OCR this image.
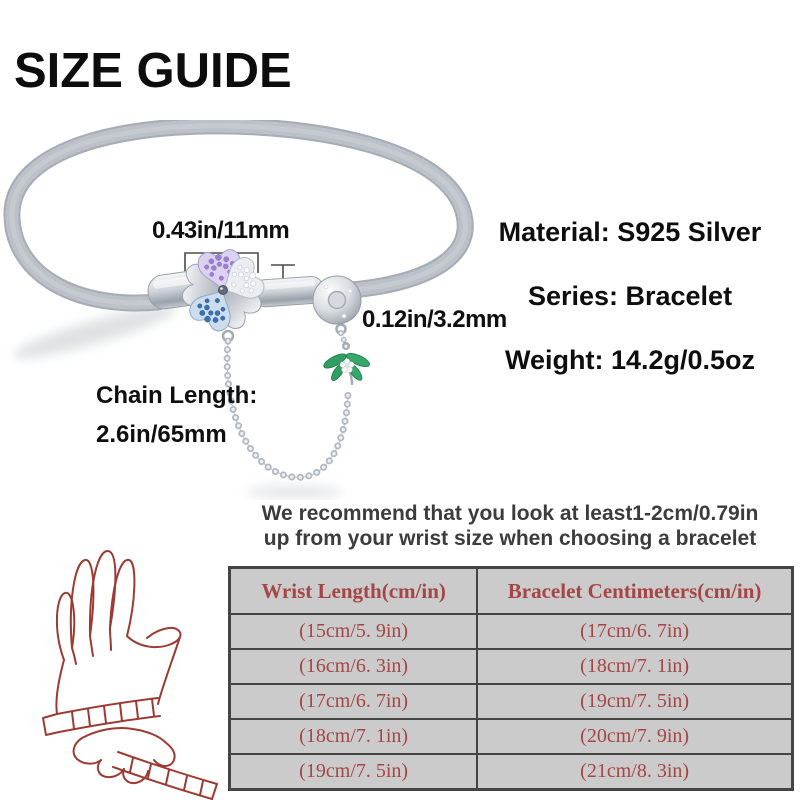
SIZE GUIDE
0.43in/11mm
0.12in/3.2mm
Chain Length:
2.6in/65mm
Material: S925 Silver
Series: Bracelet
Weight: 14.2g/0.5oz
We recommend that you look at least1-2cm/0.79in
up from your wrist size when choosing a bracelet
Wrist Length(cm/in)	Bracelet Centimeters(cm/in)
(15cm/5. 9in)	(17cm/6. 7in)
(16cm/6. 3in)	(18cm/7. 1in)
(17cm/6. 7in)	(19cm/7. 5in)
(18cm/7. 1in)	(20cm/7. 9in)
(19cm/7. 5in)	(21cm/8. 3in)
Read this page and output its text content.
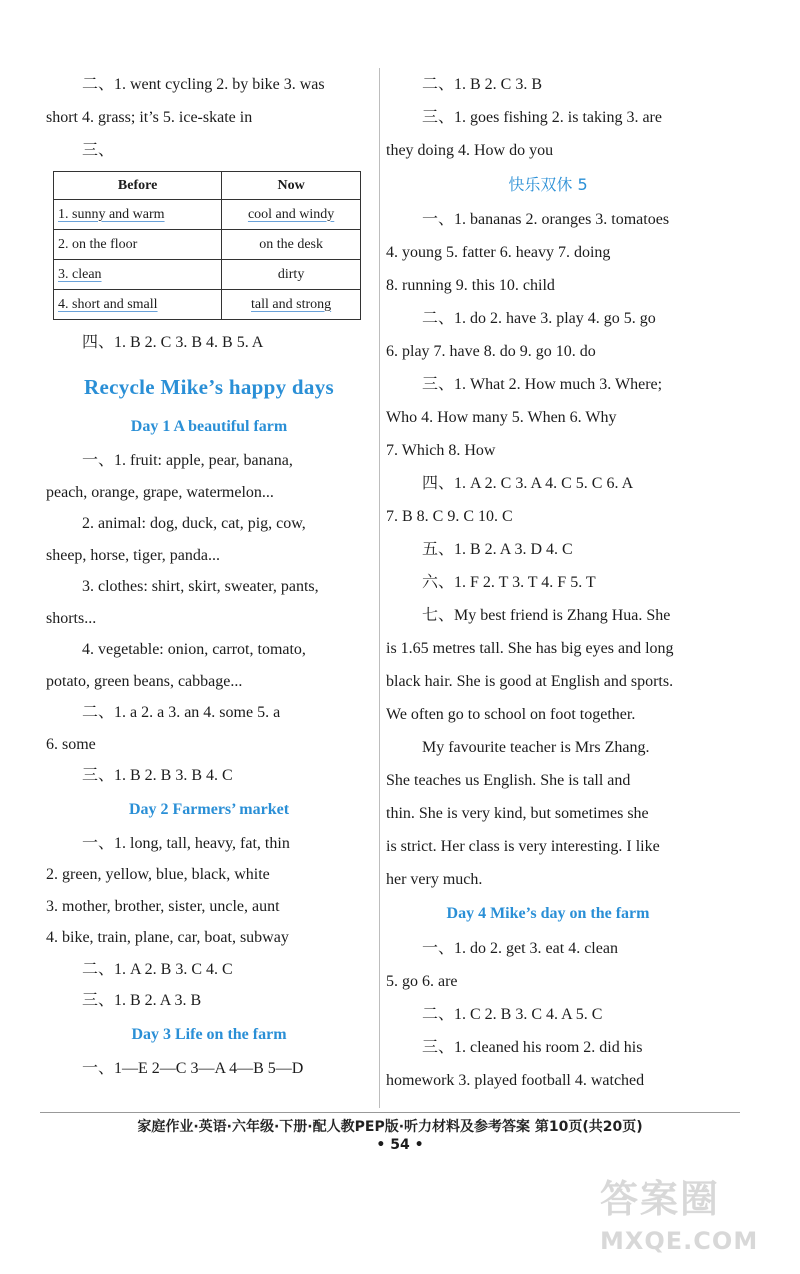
二、1. went cycling 2. by bike 3. was
short 4. grass; it’s 5. ice-skate in
三、
Before	Now
1. sunny and warm	cool and windy
2. on the floor	on the desk
3. clean	dirty
4. short and small	tall and strong
四、1. B 2. C 3. B 4. B 5. A
Recycle Mike’s happy days
Day 1 A beautiful farm
一、1. fruit: apple, pear, banana,
peach, orange, grape, watermelon...
2. animal: dog, duck, cat, pig, cow,
sheep, horse, tiger, panda...
3. clothes: shirt, skirt, sweater, pants,
shorts...
4. vegetable: onion, carrot, tomato,
potato, green beans, cabbage...
二、1. a 2. a 3. an 4. some 5. a
6. some
三、1. B 2. B 3. B 4. C
Day 2 Farmers’ market
一、1. long, tall, heavy, fat, thin
2. green, yellow, blue, black, white
3. mother, brother, sister, uncle, aunt
4. bike, train, plane, car, boat, subway
二、1. A 2. B 3. C 4. C
三、1. B 2. A 3. B
Day 3 Life on the farm
一、1—E 2—C 3—A 4—B 5—D
二、1. B 2. C 3. B
三、1. goes fishing 2. is taking 3. are
they doing 4. How do you
快乐双休 5
一、1. bananas 2. oranges 3. tomatoes
4. young 5. fatter 6. heavy 7. doing
8. running 9. this 10. child
二、1. do 2. have 3. play 4. go 5. go
6. play 7. have 8. do 9. go 10. do
三、1. What 2. How much 3. Where;
Who 4. How many 5. When 6. Why
7. Which 8. How
四、1. A 2. C 3. A 4. C 5. C 6. A
7. B 8. C 9. C 10. C
五、1. B 2. A 3. D 4. C
六、1. F 2. T 3. T 4. F 5. T
七、My best friend is Zhang Hua. She
is 1.65 metres tall. She has big eyes and long
black hair. She is good at English and sports.
We often go to school on foot together.
My favourite teacher is Mrs Zhang.
She teaches us English. She is tall and
thin. She is very kind, but sometimes she
is strict. Her class is very interesting. I like
her very much.
Day 4 Mike’s day on the farm
一、1. do 2. get 3. eat 4. clean
5. go 6. are
二、1. C 2. B 3. C 4. A 5. C
三、1. cleaned his room 2. did his
homework 3. played football 4. watched
家庭作业·英语·六年级·下册·配人教PEP版·听力材料及参考答案 第10页(共20页)
• 54 •
答案圈
MXQE.COM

The request →
The listing above needs to be output again exactly. Don't include the pictures.

Response for this exercise →
OCR this image.
SIZE GUIDE
0.43in/11mm
0.12in/3.2mm
Chain Length:
2.6in/65mm
Material: S925 Silver
Series: Bracelet
Weight: 14.2g/0.5oz
We recommend that you look at least1-2cm/0.79in
up from your wrist size when choosing a bracelet
Wrist Length(cm/in)	Bracelet Centimeters(cm/in)
(15cm/5. 9in)	(17cm/6. 7in)
(16cm/6. 3in)	(18cm/7. 1in)
(17cm/6. 7in)	(19cm/7. 5in)
(18cm/7. 1in)	(20cm/7. 9in)
(19cm/7. 5in)	(21cm/8. 3in)
Read this page and output its text content.
二、1. went cycling 2. by bike 3. was
short 4. grass; it’s 5. ice-skate in
三、
Before	Now
1. sunny and warm	cool and windy
2. on the floor	on the desk
3. clean	dirty
4. short and small	tall and strong
四、1. B 2. C 3. B 4. B 5. A
Recycle Mike’s happy days
Day 1 A beautiful farm
一、1. fruit: apple, pear, banana,
peach, orange, grape, watermelon...
2. animal: dog, duck, cat, pig, cow,
sheep, horse, tiger, panda...
3. clothes: shirt, skirt, sweater, pants,
shorts...
4. vegetable: onion, carrot, tomato,
potato, green beans, cabbage...
二、1. a 2. a 3. an 4. some 5. a
6. some
三、1. B 2. B 3. B 4. C
Day 2 Farmers’ market
一、1. long, tall, heavy, fat, thin
2. green, yellow, blue, black, white
3. mother, brother, sister, uncle, aunt
4. bike, train, plane, car, boat, subway
二、1. A 2. B 3. C 4. C
三、1. B 2. A 3. B
Day 3 Life on the farm
一、1—E 2—C 3—A 4—B 5—D
二、1. B 2. C 3. B
三、1. goes fishing 2. is taking 3. are
they doing 4. How do you
快乐双休 5
一、1. bananas 2. oranges 3. tomatoes
4. young 5. fatter 6. heavy 7. doing
8. running 9. this 10. child
二、1. do 2. have 3. play 4. go 5. go
6. play 7. have 8. do 9. go 10. do
三、1. What 2. How much 3. Where;
Who 4. How many 5. When 6. Why
7. Which 8. How
四、1. A 2. C 3. A 4. C 5. C 6. A
7. B 8. C 9. C 10. C
五、1. B 2. A 3. D 4. C
六、1. F 2. T 3. T 4. F 5. T
七、My best friend is Zhang Hua. She
is 1.65 metres tall. She has big eyes and long
black hair. She is good at English and sports.
We often go to school on foot together.
My favourite teacher is Mrs Zhang.
She teaches us English. She is tall and
thin. She is very kind, but sometimes she
is strict. Her class is very interesting. I like
her very much.
Day 4 Mike’s day on the farm
一、1. do 2. get 3. eat 4. clean
5. go 6. are
二、1. C 2. B 3. C 4. A 5. C
三、1. cleaned his room 2. did his
homework 3. played football 4. watched
家庭作业·英语·六年级·下册·配人教PEP版·听力材料及参考答案 第10页(共20页)
• 54 •
答案圈
MXQE.COM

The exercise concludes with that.